Every record should be written out exactly, please.
-- BEGIN RECORDS PROVIDED --
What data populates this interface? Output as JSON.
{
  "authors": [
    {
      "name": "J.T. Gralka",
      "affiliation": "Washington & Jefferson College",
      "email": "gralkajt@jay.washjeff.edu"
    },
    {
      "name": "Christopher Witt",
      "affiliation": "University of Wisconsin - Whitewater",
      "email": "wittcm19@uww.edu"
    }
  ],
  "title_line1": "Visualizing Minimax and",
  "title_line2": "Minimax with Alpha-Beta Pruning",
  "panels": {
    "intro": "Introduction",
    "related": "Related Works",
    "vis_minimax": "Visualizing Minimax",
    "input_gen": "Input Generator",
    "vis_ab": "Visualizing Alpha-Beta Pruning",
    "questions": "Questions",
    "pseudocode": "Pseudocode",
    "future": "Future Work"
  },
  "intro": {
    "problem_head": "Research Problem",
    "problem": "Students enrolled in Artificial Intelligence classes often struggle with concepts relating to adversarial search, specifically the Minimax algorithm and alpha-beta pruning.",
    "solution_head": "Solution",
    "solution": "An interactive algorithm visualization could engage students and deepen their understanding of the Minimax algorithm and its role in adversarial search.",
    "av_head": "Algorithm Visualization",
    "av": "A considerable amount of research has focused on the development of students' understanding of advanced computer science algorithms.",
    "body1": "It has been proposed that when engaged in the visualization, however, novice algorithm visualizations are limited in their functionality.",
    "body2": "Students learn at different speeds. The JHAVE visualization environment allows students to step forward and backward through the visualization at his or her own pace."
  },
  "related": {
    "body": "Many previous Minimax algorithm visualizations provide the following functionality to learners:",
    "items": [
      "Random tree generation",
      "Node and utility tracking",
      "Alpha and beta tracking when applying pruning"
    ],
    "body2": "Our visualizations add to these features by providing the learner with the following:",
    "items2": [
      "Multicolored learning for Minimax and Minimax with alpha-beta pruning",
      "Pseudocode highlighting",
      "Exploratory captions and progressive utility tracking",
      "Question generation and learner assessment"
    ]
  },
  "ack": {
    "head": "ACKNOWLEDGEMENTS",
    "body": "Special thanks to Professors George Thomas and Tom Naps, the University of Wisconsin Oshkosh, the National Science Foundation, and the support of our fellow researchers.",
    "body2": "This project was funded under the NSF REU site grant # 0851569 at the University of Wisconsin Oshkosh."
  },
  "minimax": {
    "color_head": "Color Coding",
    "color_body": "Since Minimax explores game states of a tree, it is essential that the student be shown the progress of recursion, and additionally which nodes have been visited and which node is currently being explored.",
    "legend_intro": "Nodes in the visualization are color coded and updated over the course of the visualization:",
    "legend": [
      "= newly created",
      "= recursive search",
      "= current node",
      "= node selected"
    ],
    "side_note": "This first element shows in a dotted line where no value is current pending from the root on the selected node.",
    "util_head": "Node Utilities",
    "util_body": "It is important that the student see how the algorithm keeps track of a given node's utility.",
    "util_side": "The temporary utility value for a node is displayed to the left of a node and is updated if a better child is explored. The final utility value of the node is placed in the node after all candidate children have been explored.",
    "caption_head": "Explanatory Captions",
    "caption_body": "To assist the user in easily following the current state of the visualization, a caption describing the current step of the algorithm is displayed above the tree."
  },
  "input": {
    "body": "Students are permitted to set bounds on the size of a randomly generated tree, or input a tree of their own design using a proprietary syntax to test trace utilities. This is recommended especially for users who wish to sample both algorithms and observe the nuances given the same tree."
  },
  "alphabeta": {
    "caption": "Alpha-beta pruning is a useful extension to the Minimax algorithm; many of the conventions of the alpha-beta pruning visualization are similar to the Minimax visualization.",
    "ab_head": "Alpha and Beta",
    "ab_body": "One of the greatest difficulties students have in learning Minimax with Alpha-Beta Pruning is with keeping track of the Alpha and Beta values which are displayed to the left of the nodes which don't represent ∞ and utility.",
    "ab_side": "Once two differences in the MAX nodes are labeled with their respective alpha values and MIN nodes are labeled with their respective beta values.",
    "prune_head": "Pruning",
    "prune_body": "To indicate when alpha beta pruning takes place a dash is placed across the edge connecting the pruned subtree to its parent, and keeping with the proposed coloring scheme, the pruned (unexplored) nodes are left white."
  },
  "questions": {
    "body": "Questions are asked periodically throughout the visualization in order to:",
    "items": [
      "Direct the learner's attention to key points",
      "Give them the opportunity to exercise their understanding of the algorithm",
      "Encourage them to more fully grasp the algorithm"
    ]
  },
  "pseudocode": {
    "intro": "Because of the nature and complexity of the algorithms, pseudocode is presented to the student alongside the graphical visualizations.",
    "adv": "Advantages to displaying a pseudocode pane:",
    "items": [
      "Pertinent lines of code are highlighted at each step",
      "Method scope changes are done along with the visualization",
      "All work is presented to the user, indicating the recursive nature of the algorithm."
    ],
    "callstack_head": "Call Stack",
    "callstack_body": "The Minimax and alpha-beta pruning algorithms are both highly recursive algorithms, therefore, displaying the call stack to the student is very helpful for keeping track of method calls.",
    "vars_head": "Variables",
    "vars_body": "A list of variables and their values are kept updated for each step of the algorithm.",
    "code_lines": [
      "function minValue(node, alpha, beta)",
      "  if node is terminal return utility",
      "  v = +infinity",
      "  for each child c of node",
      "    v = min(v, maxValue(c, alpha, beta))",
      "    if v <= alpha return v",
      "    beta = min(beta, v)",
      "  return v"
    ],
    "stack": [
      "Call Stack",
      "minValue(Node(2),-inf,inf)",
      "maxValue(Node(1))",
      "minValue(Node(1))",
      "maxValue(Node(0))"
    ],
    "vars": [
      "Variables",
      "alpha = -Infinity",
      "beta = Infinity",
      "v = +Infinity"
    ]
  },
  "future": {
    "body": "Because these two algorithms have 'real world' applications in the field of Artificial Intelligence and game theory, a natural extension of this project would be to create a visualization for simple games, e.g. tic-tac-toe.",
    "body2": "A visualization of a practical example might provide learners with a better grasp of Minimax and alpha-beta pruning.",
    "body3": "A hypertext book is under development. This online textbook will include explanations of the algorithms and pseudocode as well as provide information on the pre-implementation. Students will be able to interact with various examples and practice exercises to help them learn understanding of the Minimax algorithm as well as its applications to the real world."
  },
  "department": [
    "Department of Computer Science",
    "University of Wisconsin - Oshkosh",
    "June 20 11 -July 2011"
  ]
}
-- END RECORDS PROVIDED --
(SOLUTION FOR THIS TASK)
What data populates this interface? Output as JSON.
{
  "authors": [
    {
      "name": "J.T. Gralka",
      "affiliation": "Washington & Jefferson College",
      "email": "gralkajt@jay.washjeff.edu"
    },
    {
      "name": "Christopher Witt",
      "affiliation": "University of Wisconsin - Whitewater",
      "email": "wittcm19@uww.edu"
    }
  ],
  "title_line1": "Visualizing Minimax and",
  "title_line2": "Minimax with Alpha-Beta Pruning",
  "panels": {
    "intro": "Introduction",
    "related": "Related Works",
    "vis_minimax": "Visualizing Minimax",
    "input_gen": "Input Generator",
    "vis_ab": "Visualizing Alpha-Beta Pruning",
    "questions": "Questions",
    "pseudocode": "Pseudocode",
    "future": "Future Work"
  },
  "intro": {
    "problem_head": "Research Problem",
    "problem": "Students enrolled in Artificial Intelligence classes often struggle with concepts relating to adversarial search, specifically the Minimax algorithm and alpha-beta pruning.",
    "solution_head": "Solution",
    "solution": "An interactive algorithm visualization could engage students and deepen their understanding of the Minimax algorithm and its role in adversarial search.",
    "av_head": "Algorithm Visualization",
    "av": "A considerable amount of research has focused on the development of students' understanding of advanced computer science algorithms.",
    "body1": "It has been proposed that when engaged in the visualization, however, novice algorithm visualizations are limited in their functionality.",
    "body2": "Students learn at different speeds. The JHAVE visualization environment allows students to step forward and backward through the visualization at his or her own pace."
  },
  "related": {
    "body": "Many previous Minimax algorithm visualizations provide the following functionality to learners:",
    "items": [
      "Random tree generation",
      "Node and utility tracking",
      "Alpha and beta tracking when applying pruning"
    ],
    "body2": "Our visualizations add to these features by providing the learner with the following:",
    "items2": [
      "Multicolored learning for Minimax and Minimax with alpha-beta pruning",
      "Pseudocode highlighting",
      "Exploratory captions and progressive utility tracking",
      "Question generation and learner assessment"
    ]
  },
  "ack": {
    "head": "ACKNOWLEDGEMENTS",
    "body": "Special thanks to Professors George Thomas and Tom Naps, the University of Wisconsin Oshkosh, the National Science Foundation, and the support of our fellow researchers.",
    "body2": "This project was funded under the NSF REU site grant # 0851569 at the University of Wisconsin Oshkosh."
  },
  "minimax": {
    "color_head": "Color Coding",
    "color_body": "Since Minimax explores game states of a tree, it is essential that the student be shown the progress of recursion, and additionally which nodes have been visited and which node is currently being explored.",
    "legend_intro": "Nodes in the visualization are color coded and updated over the course of the visualization:",
    "legend": [
      "= newly created",
      "= recursive search",
      "= current node",
      "= node selected"
    ],
    "side_note": "This first element shows in a dotted line where no value is current pending from the root on the selected node.",
    "util_head": "Node Utilities",
    "util_body": "It is important that the student see how the algorithm keeps track of a given node's utility.",
    "util_side": "The temporary utility value for a node is displayed to the left of a node and is updated if a better child is explored. The final utility value of the node is placed in the node after all candidate children have been explored.",
    "caption_head": "Explanatory Captions",
    "caption_body": "To assist the user in easily following the current state of the visualization, a caption describing the current step of the algorithm is displayed above the tree."
  },
  "input": {
    "body": "Students are permitted to set bounds on the size of a randomly generated tree, or input a tree of their own design using a proprietary syntax to test trace utilities. This is recommended especially for users who wish to sample both algorithms and observe the nuances given the same tree."
  },
  "alphabeta": {
    "caption": "Alpha-beta pruning is a useful extension to the Minimax algorithm; many of the conventions of the alpha-beta pruning visualization are similar to the Minimax visualization.",
    "ab_head": "Alpha and Beta",
    "ab_body": "One of the greatest difficulties students have in learning Minimax with Alpha-Beta Pruning is with keeping track of the Alpha and Beta values which are displayed to the left of the nodes which don't represent ∞ and utility.",
    "ab_side": "Once two differences in the MAX nodes are labeled with their respective alpha values and MIN nodes are labeled with their respective beta values.",
    "prune_head": "Pruning",
    "prune_body": "To indicate when alpha beta pruning takes place a dash is placed across the edge connecting the pruned subtree to its parent, and keeping with the proposed coloring scheme, the pruned (unexplored) nodes are left white."
  },
  "questions": {
    "body": "Questions are asked periodically throughout the visualization in order to:",
    "items": [
      "Direct the learner's attention to key points",
      "Give them the opportunity to exercise their understanding of the algorithm",
      "Encourage them to more fully grasp the algorithm"
    ]
  },
  "pseudocode": {
    "intro": "Because of the nature and complexity of the algorithms, pseudocode is presented to the student alongside the graphical visualizations.",
    "adv": "Advantages to displaying a pseudocode pane:",
    "items": [
      "Pertinent lines of code are highlighted at each step",
      "Method scope changes are done along with the visualization",
      "All work is presented to the user, indicating the recursive nature of the algorithm."
    ],
    "callstack_head": "Call Stack",
    "callstack_body": "The Minimax and alpha-beta pruning algorithms are both highly recursive algorithms, therefore, displaying the call stack to the student is very helpful for keeping track of method calls.",
    "vars_head": "Variables",
    "vars_body": "A list of variables and their values are kept updated for each step of the algorithm.",
    "code_lines": [
      "function minValue(node, alpha, beta)",
      "  if node is terminal return utility",
      "  v = +infinity",
      "  for each child c of node",
      "    v = min(v, maxValue(c, alpha, beta))",
      "    if v <= alpha return v",
      "    beta = min(beta, v)",
      "  return v"
    ],
    "stack": [
      "Call Stack",
      "minValue(Node(2),-inf,inf)",
      "maxValue(Node(1))",
      "minValue(Node(1))",
      "maxValue(Node(0))"
    ],
    "vars": [
      "Variables",
      "alpha = -Infinity",
      "beta = Infinity",
      "v = +Infinity"
    ]
  },
  "future": {
    "body": "Because these two algorithms have 'real world' applications in the field of Artificial Intelligence and game theory, a natural extension of this project would be to create a visualization for simple games, e.g. tic-tac-toe.",
    "body2": "A visualization of a practical example might provide learners with a better grasp of Minimax and alpha-beta pruning.",
    "body3": "A hypertext book is under development. This online textbook will include explanations of the algorithms and pseudocode as well as provide information on the pre-implementation. Students will be able to interact with various examples and practice exercises to help them learn understanding of the Minimax algorithm as well as its applications to the real world."
  },
  "department": [
    "Department of Computer Science",
    "University of Wisconsin - Oshkosh",
    "June 20 11 -July 2011"
  ]
}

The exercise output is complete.